## QUOTED PASSAGE:

It would be interesting to try to quantify that. Are Europeans getting most of the Nobel prizes now?
I’m curious what specific basic research you think needs more funding (not just more for all)?
Steve Reynolds says
Nick: “We need a coherent (but flexible) plan because, depending on the approach taken, quite different investment priorities will be needed, and these will need to be applied across company, industry and national boundaries. Governments did not leave winning WW2 to the market for precisely these reasons – they took technical decisions based on the best available expertise, and directed companies in key sectors…”
I agree that can work for a limited time (4 years for the US in WW2) when everyone is dedicated to the cause, and cost is no object. Efficiency may not be high, but dedication helps to correct the worst problems and abuses. NASA’s Apollo program is another example.
But when the time frame lengthens, bureaucracy grows (NASA post Apollo), and politicians develop ways to profit from power, then the dedication of a few individuals is not enough to make much progress toward long term goals.
Hank, if we are going to talk about how to implement solutions at all here, then I think it is not OT to consider how to make them successful, which includes preventing the whole thing from turning into another boondoggle.
Kevin McKinney says
Lloyd Flack,
Thanks for a clear and interesting discussion on modelling. (#457.)
Mark says
True, Rod, #467, however, the first thing to get cut for almost all companies when times are hard is R&D.
Last being C*O renumeration.
Sigh.
Barelysane says
To all those who commented on my post.
1. Your comments are the reason i don’t usually frequent boards like this (see my comment on mud).
2. I would hardly say there is consensus out there.
3. I would say the current likely candidate for primary driver is solar activity in concert with orbital varitions. Not to say CO2 doesn’t have an effect, but it’s been significantly hyped.
4. To whoever it was that mentioned reading peer reviewed journals. You may have not noticed, but the internet is awash with information (inc, peer reviewed data), not just opinions.
5. What’s the advantage of using my real name? I could use Steve Michell and you wouldn’t have a clue if it was real or not.
bye now
Nick Gotts says
Barelysane,
1. Your comments are the reason i don’t usually frequent boards like this (see my comment on mud).
My, you are a fragile flower, aren’t you?
2. I would hardly say there is consensus out there.
There is among relevant experts.
3. I would say the current likely candidate for primary driver is solar activity in concert with orbital varitions. Not to say CO2 doesn’t have an effect, but it’s been significantly hyped.
There has not been significant change in either solar activity or the Earth’s orbit over the past 50 years. Hence they canot be responsible for the rapid warming over that period.

## PROBLEMS TO WORK ON:
[1] Summarize the comment thread on research funding and warming in two sentences.
[2] In the comment thread on research funding and warming, what does Mark say is the first thing almost all companies cut when times are hard?
[3] Carry on the comment thread on research funding and warming from the point where it stops.

## COLLECTED DATA:
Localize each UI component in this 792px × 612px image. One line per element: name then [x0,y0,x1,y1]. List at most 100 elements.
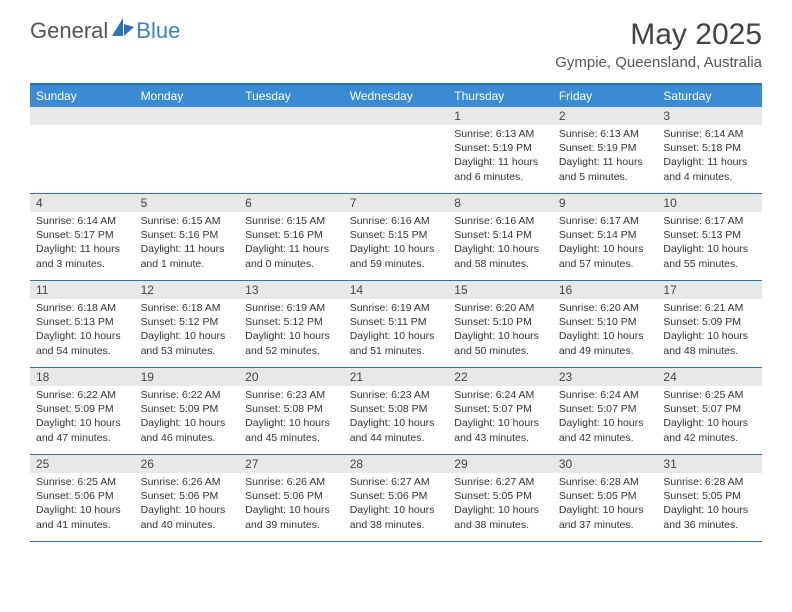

## EXPECTED RESPONSES:
[1] Steve Reynolds argues that directing companies through government expertise can work for a limited time, as in the United States during World War II and NASA's Apollo program, but that over longer periods growing bureaucracy and politicians who profit from power prevent progress toward long-term goals. Barelysane doubts that there is consensus and names solar activity combined with orbital variations as the likely primary driver, and Nick Gotts replies that relevant experts do agree and that neither factor has changed significantly in the past 50 years.

[2] Research and development (R&D).

[3]
Barelysane says
Nick
1. Fragile no, easily annoyed yes.
2. At the risk of sounding like a pantomime, oh no there isn’t. Though admittedly this depends on your definition of ‘relevant expert’. I’m sure you’re aware of the 32,000 plus scientists who would disagree with there being a consensus on AGW.
3. That’s just plain wrong. I’m not going to quote anything, there’s a wealth of info at your fingertips if you want to go looking.
[Response: Oh please. 32000 chiropractors and dentists define the scientific consensus on AGW? Hardly.. You can sensibly argue about that means, what is covered and what is not. But declaring it doesn’t exist is denial 101. – gavin]
Figen Mekik says
Barelysane,
Smart people don’t evade, they discuss with facts and scientific hypotheses. Otherwise you are just calling us names. And i didn’t ask you to just give any name, i asked you to be truthful bout your real name.
Figen Mekik says
“To whoever it was that mentioned reading peer reviewed journals. You may have not noticed, but the internet is awash with information (inc, peer reviewed data), not just opinions.”
It was me. Scientisits like to be specific, even about trivial things like this. No arm-waving. But to answer you, yes we know, we read those peer reviewed papers; lots of them both on and off the net. I am suggesting you do the same.
Barelysane says
Gavin – Please follow to the website below, you might find it enlightening.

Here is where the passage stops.